**Exercise aim:**
Each line that holds the word "nand" should be returned.

**Supplied data:**

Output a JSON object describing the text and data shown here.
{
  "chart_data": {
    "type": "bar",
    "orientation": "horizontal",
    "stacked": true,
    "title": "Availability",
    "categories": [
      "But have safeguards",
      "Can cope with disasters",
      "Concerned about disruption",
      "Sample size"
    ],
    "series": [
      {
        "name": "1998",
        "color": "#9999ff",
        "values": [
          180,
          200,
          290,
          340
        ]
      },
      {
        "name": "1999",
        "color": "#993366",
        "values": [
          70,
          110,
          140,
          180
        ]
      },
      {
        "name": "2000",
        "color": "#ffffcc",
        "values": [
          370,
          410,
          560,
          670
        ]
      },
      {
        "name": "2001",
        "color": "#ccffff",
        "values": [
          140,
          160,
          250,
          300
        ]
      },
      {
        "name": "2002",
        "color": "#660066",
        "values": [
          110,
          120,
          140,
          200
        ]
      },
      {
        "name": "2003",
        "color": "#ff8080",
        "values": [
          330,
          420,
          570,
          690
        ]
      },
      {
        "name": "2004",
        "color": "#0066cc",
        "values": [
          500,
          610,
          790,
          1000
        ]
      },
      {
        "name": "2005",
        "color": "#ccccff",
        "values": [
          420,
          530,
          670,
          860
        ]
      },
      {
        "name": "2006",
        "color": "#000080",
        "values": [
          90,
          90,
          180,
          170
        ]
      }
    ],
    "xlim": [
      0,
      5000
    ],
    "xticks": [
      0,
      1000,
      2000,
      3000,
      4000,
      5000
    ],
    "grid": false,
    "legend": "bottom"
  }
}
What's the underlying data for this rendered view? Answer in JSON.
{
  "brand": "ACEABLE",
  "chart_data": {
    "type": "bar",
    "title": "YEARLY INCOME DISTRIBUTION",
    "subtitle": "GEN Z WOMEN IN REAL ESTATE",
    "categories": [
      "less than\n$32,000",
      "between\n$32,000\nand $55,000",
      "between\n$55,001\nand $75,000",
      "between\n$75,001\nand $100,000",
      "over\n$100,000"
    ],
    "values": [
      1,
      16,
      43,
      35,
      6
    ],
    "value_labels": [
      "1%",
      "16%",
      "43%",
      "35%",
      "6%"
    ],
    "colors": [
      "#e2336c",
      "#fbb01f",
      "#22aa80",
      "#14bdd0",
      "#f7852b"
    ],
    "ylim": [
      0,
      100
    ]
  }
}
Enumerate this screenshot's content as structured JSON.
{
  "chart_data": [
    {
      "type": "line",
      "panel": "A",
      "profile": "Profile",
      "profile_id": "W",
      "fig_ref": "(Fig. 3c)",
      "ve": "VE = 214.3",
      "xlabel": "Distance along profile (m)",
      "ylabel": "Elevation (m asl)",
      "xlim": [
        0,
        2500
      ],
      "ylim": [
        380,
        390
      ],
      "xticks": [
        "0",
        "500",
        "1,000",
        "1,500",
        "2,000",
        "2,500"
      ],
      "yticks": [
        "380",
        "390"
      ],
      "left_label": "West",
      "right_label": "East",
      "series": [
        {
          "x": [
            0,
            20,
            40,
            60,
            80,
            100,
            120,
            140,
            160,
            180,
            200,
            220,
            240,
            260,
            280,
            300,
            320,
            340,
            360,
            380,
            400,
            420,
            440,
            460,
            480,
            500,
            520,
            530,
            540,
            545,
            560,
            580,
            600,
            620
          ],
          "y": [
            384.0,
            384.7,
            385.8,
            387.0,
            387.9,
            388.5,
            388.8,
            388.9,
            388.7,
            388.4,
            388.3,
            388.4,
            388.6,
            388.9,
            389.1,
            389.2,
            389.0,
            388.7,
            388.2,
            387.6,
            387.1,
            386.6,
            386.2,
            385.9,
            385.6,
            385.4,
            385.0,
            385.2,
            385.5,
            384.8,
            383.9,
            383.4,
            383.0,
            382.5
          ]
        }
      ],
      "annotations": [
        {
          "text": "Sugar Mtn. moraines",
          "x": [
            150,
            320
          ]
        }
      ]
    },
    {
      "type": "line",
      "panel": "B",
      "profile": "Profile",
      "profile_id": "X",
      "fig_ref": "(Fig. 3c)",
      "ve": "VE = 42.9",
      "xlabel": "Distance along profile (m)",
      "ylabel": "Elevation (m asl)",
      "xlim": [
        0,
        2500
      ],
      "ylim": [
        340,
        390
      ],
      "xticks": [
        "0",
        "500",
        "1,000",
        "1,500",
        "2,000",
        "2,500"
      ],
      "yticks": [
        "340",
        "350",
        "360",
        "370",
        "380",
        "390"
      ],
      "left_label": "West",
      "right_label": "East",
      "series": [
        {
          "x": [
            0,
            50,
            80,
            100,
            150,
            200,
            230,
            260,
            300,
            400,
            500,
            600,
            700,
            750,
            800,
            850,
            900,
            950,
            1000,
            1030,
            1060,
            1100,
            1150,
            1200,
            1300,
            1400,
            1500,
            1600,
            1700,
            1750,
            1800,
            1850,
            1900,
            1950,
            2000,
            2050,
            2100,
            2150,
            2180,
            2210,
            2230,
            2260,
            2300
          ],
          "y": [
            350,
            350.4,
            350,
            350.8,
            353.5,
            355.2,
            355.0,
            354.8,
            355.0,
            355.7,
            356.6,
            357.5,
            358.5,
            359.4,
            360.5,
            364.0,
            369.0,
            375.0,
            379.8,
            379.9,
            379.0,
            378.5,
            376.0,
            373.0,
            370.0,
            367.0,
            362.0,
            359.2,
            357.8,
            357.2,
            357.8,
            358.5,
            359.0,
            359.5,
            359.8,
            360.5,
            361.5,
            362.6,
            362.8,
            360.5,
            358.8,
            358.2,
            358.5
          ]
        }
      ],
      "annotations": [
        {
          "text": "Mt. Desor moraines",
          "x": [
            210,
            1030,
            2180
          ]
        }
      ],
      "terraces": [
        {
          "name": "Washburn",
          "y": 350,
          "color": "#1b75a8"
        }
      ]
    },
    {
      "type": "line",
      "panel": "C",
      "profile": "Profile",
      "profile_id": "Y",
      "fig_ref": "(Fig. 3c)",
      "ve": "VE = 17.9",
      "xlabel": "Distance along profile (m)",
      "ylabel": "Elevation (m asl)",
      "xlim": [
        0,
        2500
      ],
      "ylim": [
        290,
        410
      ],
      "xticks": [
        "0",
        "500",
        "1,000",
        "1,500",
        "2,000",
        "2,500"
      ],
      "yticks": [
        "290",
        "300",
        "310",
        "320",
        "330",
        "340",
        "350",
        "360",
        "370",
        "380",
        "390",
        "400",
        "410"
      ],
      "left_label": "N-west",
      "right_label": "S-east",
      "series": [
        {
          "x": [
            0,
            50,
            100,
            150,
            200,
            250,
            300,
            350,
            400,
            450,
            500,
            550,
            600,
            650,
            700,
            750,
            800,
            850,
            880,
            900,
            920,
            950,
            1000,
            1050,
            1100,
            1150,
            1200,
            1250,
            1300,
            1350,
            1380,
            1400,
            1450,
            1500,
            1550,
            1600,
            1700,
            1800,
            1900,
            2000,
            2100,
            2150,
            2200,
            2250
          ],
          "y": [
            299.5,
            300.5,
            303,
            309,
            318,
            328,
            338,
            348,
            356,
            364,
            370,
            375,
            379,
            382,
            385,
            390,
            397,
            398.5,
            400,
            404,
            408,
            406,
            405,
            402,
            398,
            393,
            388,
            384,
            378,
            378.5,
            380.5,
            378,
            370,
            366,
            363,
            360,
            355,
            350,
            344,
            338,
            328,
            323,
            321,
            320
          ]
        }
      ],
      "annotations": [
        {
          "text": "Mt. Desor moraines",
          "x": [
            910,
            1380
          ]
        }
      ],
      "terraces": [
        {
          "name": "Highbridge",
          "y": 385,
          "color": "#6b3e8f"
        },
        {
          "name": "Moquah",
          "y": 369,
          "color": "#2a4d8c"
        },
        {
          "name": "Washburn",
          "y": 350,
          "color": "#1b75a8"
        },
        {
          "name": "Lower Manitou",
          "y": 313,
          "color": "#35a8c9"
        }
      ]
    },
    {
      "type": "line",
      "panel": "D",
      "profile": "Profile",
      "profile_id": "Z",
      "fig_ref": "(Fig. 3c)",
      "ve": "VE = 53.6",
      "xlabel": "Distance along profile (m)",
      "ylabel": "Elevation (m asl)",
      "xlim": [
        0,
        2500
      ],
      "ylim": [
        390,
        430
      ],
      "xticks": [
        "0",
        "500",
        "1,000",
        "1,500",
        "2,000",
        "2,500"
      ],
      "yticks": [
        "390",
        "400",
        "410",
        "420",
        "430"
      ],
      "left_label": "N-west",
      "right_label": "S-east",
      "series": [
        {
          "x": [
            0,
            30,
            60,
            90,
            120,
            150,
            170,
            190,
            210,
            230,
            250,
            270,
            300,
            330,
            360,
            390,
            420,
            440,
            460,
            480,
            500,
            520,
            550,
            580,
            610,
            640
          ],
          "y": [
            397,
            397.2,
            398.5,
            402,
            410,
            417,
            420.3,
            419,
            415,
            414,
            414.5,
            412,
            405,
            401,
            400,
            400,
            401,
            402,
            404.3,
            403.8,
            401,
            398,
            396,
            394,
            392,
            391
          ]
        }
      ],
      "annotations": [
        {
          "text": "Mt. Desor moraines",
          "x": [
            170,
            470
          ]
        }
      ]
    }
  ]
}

**Answer to this problem:**
      "between\n$32,000\nand $55,000",
      "between\n$55,001\nand $75,000",
      "between\n$75,001\nand $100,000",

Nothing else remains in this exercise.